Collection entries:
--

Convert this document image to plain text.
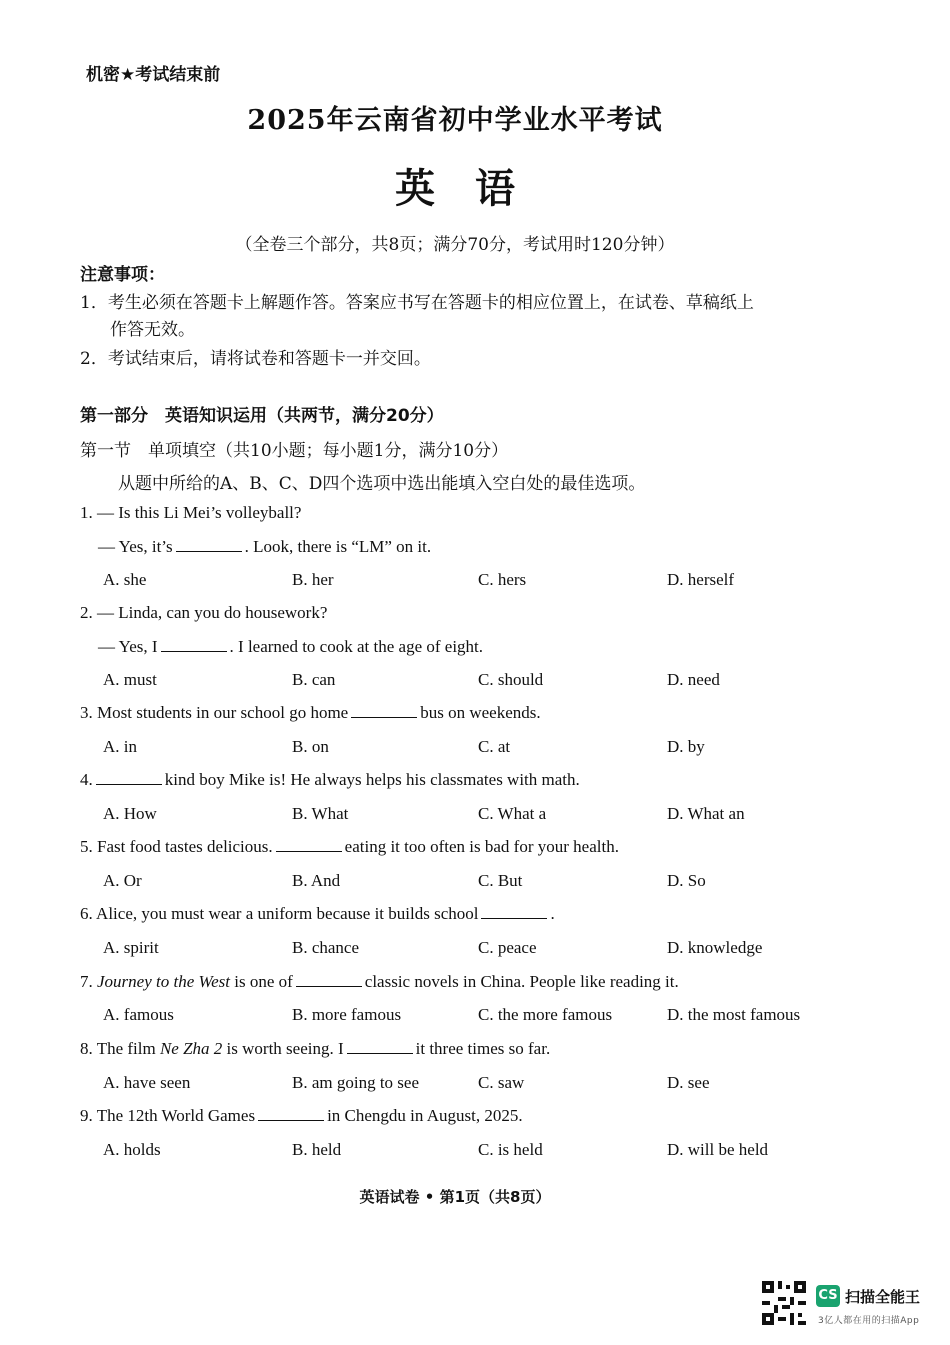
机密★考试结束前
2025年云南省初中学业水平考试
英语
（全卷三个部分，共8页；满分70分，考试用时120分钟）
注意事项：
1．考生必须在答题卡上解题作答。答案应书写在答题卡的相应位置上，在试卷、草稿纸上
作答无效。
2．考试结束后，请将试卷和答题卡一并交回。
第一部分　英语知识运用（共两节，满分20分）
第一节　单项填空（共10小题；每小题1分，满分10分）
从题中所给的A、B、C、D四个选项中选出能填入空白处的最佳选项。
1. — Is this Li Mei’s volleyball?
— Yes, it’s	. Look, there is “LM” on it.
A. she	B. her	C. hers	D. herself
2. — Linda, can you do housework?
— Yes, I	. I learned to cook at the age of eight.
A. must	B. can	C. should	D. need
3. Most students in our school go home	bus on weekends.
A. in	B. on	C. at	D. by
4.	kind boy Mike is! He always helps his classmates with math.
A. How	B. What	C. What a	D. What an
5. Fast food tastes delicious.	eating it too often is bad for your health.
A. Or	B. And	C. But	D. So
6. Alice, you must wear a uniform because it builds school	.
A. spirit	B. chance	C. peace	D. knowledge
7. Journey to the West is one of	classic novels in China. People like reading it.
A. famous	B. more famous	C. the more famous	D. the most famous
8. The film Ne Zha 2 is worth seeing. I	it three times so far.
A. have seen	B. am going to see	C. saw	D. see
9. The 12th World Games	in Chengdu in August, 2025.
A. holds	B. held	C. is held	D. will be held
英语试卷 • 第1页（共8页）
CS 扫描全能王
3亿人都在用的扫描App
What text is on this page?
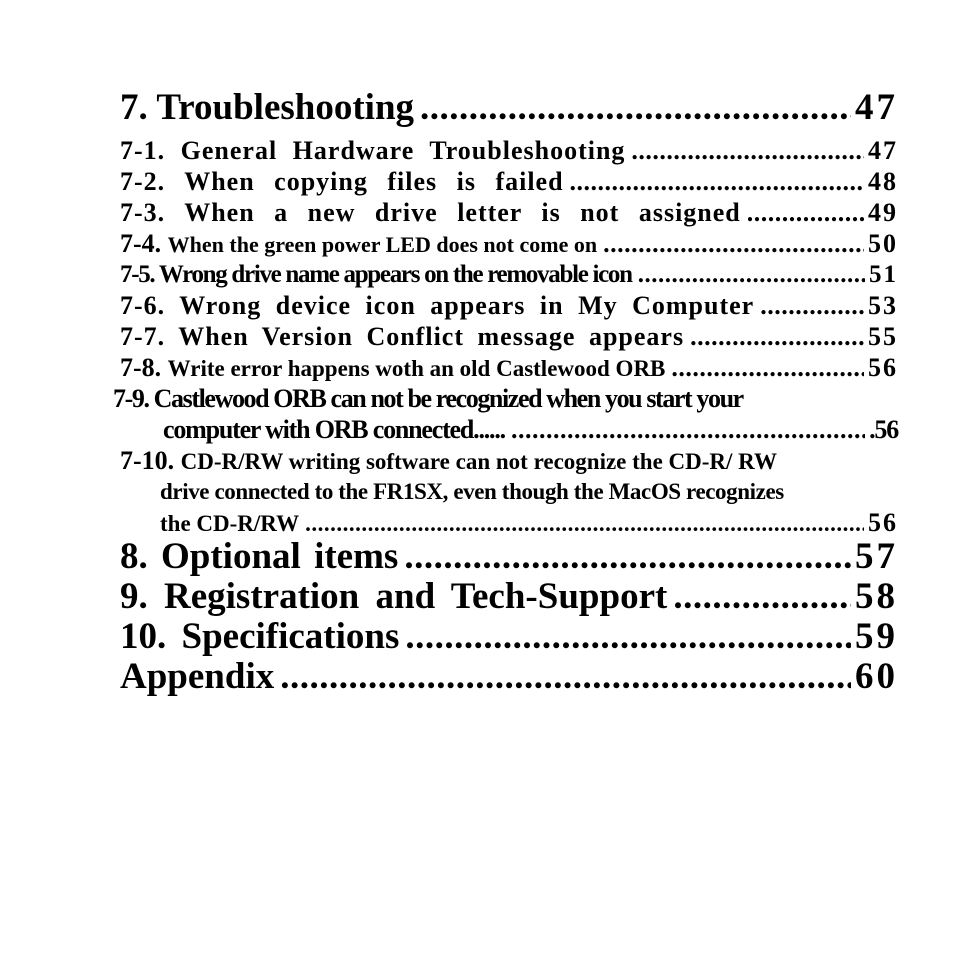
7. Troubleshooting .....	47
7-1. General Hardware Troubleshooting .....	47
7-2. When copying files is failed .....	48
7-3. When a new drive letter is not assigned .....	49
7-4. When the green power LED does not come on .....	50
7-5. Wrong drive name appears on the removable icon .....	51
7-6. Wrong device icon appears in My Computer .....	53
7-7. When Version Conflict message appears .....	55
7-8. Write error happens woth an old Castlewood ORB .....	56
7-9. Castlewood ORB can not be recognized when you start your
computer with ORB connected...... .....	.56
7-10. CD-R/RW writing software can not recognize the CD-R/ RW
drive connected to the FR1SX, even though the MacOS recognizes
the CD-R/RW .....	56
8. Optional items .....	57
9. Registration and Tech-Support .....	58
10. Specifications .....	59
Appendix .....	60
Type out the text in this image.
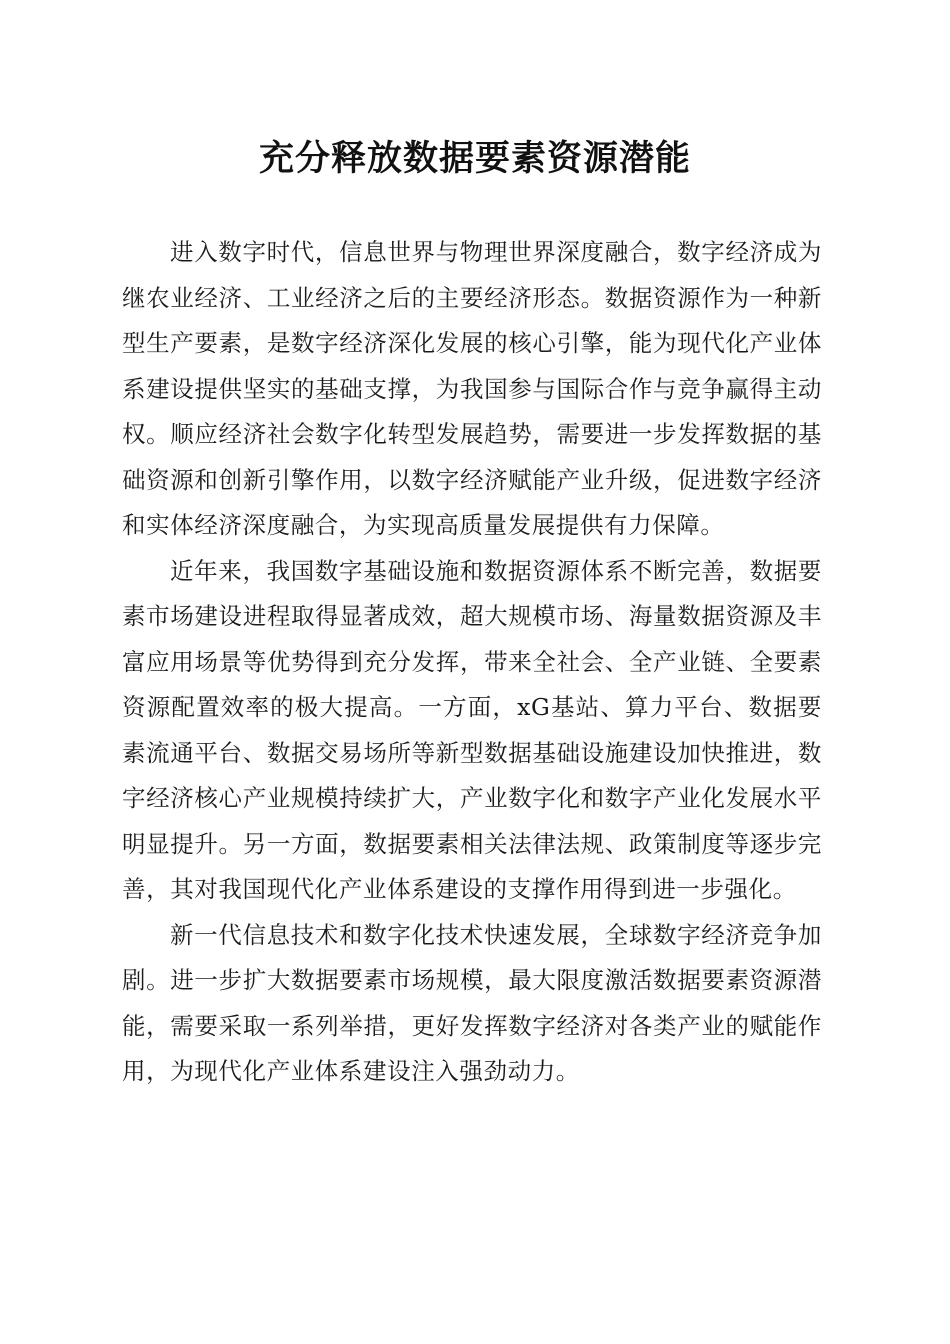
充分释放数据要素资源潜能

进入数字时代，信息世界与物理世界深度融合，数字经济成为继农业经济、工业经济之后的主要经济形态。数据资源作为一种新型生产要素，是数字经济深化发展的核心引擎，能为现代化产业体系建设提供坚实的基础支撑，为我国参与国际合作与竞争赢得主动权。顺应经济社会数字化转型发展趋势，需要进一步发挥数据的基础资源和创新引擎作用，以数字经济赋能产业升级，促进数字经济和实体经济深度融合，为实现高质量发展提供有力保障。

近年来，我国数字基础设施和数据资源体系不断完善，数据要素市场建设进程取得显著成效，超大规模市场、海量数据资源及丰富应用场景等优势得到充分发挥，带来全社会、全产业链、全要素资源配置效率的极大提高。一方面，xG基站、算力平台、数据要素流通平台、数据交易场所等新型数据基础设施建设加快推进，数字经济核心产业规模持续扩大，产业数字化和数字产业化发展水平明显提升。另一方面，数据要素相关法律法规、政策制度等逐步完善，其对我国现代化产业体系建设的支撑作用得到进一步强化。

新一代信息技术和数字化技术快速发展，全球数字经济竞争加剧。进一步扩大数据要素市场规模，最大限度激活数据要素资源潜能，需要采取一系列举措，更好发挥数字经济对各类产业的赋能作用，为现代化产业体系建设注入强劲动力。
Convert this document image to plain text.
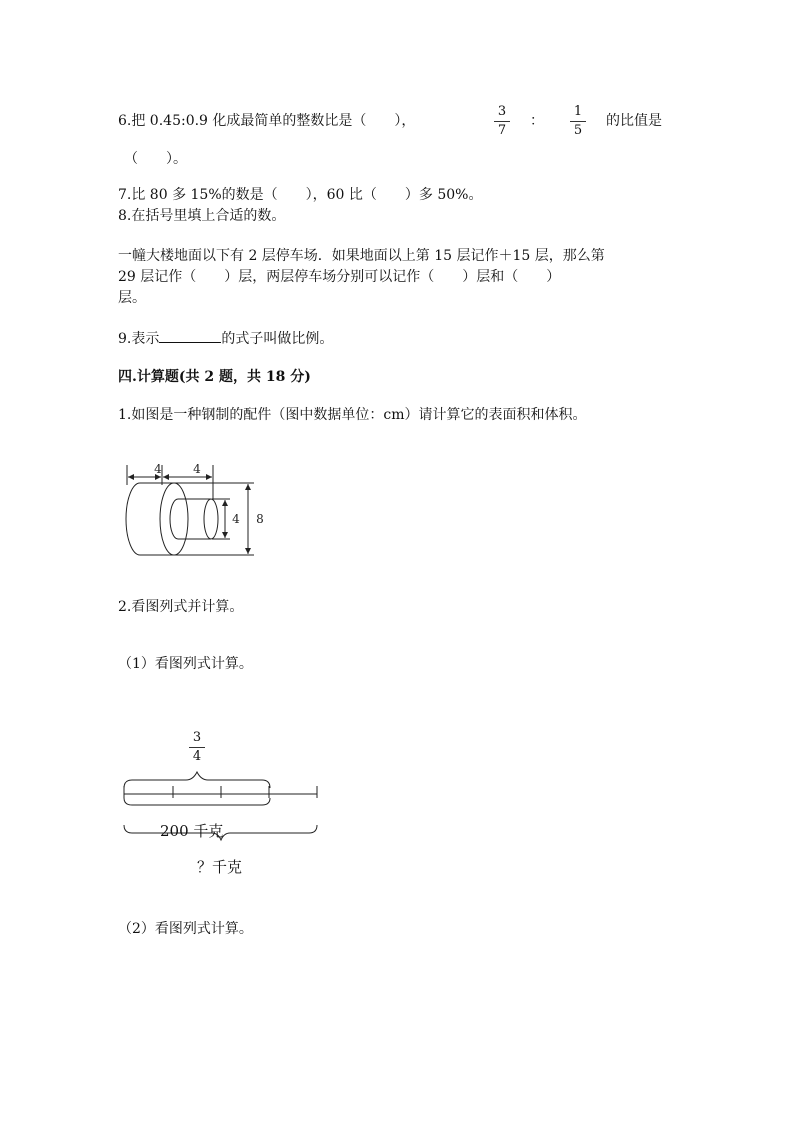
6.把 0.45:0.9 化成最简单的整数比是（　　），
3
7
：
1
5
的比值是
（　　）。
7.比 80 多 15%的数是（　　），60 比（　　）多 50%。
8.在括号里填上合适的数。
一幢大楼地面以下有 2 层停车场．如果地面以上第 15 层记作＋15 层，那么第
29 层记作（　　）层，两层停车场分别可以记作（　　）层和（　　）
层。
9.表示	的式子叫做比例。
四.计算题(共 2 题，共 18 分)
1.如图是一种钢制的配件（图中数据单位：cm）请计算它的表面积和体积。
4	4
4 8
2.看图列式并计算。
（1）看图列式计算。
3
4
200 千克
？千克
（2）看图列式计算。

--

■ Written exercise ■
Report each line in the data that holds the word "Troubleshooting".

■ Solution to this problem ■
7. Troubleshooting .....	47
7-1. General Hardware Troubleshooting .....	47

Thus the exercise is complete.